> _Data records_:
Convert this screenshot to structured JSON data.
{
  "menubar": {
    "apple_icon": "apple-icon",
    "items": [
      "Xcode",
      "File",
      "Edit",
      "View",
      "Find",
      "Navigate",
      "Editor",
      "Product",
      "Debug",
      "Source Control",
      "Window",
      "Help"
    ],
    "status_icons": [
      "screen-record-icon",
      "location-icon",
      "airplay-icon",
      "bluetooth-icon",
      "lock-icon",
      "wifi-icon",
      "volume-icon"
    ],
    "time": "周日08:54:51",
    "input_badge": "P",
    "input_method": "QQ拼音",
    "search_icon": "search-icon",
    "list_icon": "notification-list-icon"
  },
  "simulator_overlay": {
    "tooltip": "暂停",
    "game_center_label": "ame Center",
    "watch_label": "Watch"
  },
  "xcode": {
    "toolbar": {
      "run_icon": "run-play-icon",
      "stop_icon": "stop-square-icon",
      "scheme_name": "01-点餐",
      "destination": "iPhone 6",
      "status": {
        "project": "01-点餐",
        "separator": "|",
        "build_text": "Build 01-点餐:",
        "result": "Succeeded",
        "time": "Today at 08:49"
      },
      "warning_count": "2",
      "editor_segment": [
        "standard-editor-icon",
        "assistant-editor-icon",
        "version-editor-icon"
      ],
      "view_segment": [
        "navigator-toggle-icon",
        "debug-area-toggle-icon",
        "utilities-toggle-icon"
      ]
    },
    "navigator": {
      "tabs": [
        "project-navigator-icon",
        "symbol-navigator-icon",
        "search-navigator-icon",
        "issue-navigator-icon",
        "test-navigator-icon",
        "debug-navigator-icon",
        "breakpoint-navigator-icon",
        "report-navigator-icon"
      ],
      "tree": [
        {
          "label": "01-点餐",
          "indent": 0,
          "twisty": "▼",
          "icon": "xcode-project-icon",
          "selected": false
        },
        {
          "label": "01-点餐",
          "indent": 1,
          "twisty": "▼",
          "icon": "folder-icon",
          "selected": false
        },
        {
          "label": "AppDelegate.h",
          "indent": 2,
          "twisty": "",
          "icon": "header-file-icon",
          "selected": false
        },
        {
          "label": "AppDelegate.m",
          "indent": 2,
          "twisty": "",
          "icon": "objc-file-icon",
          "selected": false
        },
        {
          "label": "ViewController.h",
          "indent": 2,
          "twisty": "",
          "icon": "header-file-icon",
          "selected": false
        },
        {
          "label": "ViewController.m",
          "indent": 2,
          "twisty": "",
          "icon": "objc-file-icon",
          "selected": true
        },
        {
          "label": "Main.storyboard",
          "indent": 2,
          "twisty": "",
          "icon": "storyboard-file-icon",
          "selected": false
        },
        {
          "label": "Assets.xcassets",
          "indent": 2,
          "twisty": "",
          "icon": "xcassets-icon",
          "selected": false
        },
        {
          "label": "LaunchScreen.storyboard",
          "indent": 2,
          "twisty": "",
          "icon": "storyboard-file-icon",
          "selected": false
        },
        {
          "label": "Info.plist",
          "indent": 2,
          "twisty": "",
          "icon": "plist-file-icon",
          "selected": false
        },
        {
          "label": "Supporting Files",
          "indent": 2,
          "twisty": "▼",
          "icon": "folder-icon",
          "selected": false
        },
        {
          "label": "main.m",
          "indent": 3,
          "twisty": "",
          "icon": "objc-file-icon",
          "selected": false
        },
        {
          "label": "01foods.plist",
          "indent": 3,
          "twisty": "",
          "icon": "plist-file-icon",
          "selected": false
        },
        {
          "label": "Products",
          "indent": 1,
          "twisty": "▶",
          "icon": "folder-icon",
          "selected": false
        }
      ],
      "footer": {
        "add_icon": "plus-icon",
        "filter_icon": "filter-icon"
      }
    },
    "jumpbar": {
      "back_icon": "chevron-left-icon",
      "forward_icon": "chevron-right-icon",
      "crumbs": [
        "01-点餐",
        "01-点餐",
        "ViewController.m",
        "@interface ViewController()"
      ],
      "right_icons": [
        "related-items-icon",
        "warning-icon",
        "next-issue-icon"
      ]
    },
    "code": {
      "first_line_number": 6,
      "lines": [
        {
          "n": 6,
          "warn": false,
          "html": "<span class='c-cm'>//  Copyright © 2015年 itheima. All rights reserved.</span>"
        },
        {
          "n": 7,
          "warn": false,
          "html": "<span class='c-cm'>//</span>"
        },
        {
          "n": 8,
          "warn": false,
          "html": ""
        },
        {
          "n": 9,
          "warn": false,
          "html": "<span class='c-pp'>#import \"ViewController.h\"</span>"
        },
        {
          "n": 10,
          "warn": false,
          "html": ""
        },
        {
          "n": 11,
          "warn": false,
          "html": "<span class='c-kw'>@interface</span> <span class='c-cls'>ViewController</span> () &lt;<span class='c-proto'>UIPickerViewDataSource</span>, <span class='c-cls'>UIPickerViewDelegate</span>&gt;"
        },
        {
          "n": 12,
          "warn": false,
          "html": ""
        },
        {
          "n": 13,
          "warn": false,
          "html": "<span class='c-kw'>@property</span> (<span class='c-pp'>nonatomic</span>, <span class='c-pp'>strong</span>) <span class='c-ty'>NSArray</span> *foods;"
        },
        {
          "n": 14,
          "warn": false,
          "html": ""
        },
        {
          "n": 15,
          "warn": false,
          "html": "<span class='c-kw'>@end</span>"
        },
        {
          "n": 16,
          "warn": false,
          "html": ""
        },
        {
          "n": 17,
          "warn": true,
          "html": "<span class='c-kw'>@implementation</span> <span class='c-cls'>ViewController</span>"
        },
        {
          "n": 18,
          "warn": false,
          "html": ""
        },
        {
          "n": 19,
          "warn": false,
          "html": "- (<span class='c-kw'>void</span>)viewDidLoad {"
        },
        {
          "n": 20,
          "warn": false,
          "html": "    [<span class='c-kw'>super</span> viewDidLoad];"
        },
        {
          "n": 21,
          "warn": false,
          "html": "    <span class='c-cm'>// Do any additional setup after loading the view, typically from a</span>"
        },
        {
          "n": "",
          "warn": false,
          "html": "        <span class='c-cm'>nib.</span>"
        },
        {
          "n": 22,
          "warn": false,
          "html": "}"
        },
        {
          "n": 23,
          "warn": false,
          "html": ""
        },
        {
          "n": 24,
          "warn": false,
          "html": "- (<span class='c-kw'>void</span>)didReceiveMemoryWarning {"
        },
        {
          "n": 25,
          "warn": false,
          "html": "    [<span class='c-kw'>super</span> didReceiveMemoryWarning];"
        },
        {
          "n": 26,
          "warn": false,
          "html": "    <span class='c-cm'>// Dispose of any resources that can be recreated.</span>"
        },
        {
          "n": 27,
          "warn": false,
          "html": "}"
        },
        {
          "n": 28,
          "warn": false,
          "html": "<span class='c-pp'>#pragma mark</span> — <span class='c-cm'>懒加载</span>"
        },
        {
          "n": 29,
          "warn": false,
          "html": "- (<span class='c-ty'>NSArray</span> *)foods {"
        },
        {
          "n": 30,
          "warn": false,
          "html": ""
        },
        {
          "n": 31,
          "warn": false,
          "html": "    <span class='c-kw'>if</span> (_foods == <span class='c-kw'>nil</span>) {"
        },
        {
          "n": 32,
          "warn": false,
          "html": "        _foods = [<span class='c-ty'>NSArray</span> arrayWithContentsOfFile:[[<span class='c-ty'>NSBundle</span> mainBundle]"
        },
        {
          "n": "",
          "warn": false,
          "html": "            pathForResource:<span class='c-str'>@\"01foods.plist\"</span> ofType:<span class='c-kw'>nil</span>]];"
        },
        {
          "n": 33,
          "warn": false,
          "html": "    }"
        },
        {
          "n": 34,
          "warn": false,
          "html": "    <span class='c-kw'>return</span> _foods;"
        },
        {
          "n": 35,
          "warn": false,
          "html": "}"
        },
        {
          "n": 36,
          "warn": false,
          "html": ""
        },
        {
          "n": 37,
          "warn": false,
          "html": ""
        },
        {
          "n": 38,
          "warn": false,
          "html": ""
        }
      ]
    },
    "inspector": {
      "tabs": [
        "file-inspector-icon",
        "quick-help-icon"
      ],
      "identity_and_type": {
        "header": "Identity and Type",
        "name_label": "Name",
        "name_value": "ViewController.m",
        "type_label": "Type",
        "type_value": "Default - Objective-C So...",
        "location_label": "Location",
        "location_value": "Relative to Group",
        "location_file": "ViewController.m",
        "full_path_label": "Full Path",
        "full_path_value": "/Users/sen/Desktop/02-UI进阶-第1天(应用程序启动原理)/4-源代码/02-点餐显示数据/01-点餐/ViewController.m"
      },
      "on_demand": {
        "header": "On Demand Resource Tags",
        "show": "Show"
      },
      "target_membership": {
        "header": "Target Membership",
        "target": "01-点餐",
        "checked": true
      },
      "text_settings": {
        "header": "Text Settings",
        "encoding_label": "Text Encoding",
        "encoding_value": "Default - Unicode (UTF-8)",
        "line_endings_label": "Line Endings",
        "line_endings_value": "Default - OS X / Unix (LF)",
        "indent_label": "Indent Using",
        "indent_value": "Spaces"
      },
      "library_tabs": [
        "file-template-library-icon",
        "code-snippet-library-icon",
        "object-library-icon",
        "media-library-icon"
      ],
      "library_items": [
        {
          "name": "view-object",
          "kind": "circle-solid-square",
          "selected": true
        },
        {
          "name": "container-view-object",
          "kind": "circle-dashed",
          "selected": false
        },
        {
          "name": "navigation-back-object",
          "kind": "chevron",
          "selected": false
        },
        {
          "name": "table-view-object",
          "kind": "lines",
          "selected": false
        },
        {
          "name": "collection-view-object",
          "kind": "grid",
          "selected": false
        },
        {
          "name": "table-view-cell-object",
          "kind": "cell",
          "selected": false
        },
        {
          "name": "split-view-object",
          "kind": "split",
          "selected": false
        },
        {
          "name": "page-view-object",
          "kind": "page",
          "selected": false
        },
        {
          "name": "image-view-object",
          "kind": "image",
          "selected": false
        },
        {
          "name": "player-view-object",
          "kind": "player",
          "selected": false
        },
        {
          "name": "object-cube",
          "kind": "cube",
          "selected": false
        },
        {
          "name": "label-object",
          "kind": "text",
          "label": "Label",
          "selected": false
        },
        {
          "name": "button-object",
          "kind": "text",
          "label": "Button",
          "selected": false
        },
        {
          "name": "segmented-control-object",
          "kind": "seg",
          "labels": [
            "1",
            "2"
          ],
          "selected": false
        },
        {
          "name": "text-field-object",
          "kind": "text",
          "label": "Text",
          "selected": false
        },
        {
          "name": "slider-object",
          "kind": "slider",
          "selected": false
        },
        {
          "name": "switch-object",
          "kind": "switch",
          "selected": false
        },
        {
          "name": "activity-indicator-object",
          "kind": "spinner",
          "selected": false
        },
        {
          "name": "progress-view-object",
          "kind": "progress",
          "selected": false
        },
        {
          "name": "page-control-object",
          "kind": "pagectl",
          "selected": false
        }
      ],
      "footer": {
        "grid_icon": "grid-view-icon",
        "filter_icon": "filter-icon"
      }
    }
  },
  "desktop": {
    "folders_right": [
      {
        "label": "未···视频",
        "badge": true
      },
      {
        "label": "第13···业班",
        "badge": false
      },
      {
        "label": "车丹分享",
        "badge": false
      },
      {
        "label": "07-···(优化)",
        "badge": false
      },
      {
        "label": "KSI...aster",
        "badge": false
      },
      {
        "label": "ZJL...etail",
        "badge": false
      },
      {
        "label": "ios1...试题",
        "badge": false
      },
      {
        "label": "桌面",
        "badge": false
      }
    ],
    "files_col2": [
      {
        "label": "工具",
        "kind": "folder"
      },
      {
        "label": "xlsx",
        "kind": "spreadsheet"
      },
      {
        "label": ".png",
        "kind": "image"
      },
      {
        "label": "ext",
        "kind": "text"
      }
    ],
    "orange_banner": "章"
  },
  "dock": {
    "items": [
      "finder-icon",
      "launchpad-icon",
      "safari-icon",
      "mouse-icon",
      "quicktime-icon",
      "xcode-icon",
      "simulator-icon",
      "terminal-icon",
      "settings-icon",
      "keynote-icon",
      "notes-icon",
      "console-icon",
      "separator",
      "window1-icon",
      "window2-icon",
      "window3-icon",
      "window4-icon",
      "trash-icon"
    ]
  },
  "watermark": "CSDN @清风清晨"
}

> _What is required_: List all lines above in which the string "search" appears.

> _Response for this exercise_:
    "search_icon": "search-icon",
        "search-navigator-icon",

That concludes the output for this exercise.